:: REQUEST ::
Collect every line in the data below that contains the string "tick".

Element placement data
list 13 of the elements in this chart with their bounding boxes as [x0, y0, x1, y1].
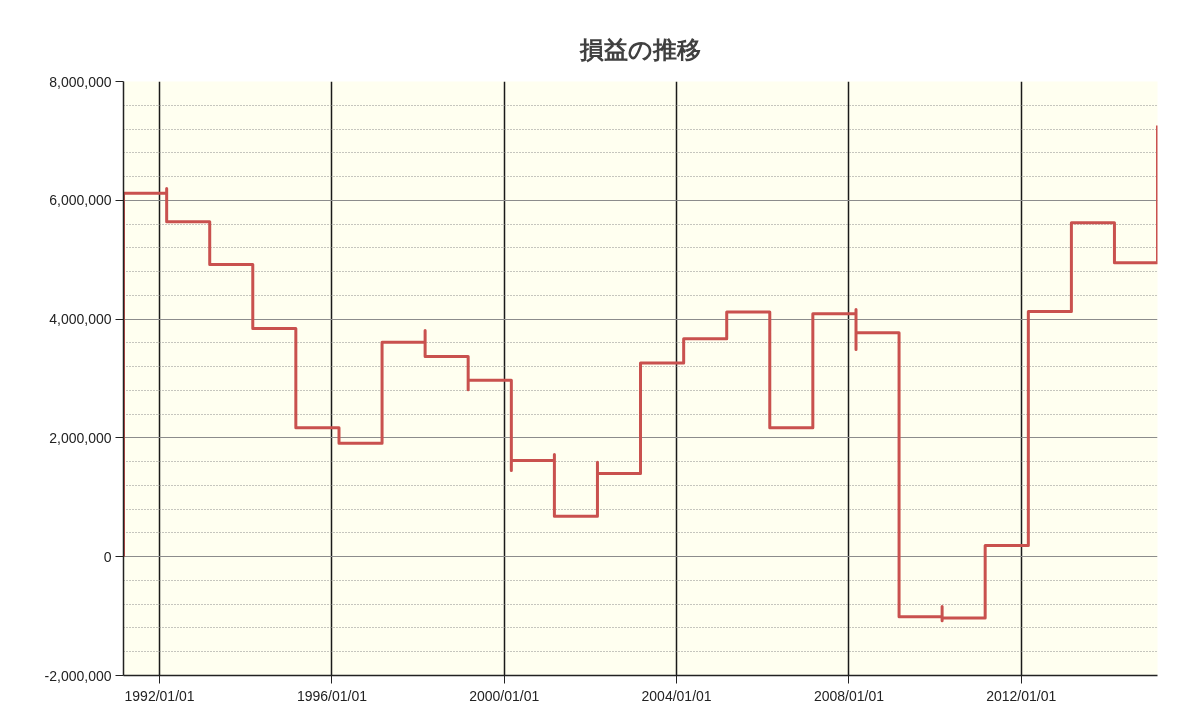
x-tick-label: 2008/01/01: [813, 687, 885, 704]
y-tick-label: 8,000,000: [49, 73, 112, 90]
y-tick-label: 0: [103, 548, 112, 565]
y-tick-label: 6,000,000: [49, 192, 112, 209]
y-tick-label: 4,000,000: [49, 311, 112, 328]
chart-title: 損益の推移: [579, 35, 701, 64]
x-tick-label: 1992/01/01: [124, 687, 195, 704]
y-tick-label: -2,000,000: [44, 667, 112, 684]
x-tick-label: 1996/01/01: [296, 687, 368, 704]
x-tick-label: 2012/01/01: [986, 687, 1057, 704]
x-tick-label: 2004/01/01: [641, 687, 712, 704]
y-tick-label: 2,000,000: [49, 429, 112, 446]
x-tick-label: 2000/01/01: [469, 687, 540, 704]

:: RESULT OF THE TASK ::
x-tick-label: 2008/01/01: [813, 687, 885, 704]
y-tick-label: 8,000,000: [49, 73, 112, 90]
y-tick-label: 0: [103, 548, 112, 565]
y-tick-label: 6,000,000: [49, 192, 112, 209]
y-tick-label: 4,000,000: [49, 311, 112, 328]
x-tick-label: 1992/01/01: [124, 687, 195, 704]
y-tick-label: -2,000,000: [44, 667, 112, 684]
x-tick-label: 1996/01/01: [296, 687, 368, 704]
x-tick-label: 2012/01/01: [986, 687, 1057, 704]
x-tick-label: 2004/01/01: [641, 687, 712, 704]
y-tick-label: 2,000,000: [49, 429, 112, 446]
x-tick-label: 2000/01/01: [469, 687, 540, 704]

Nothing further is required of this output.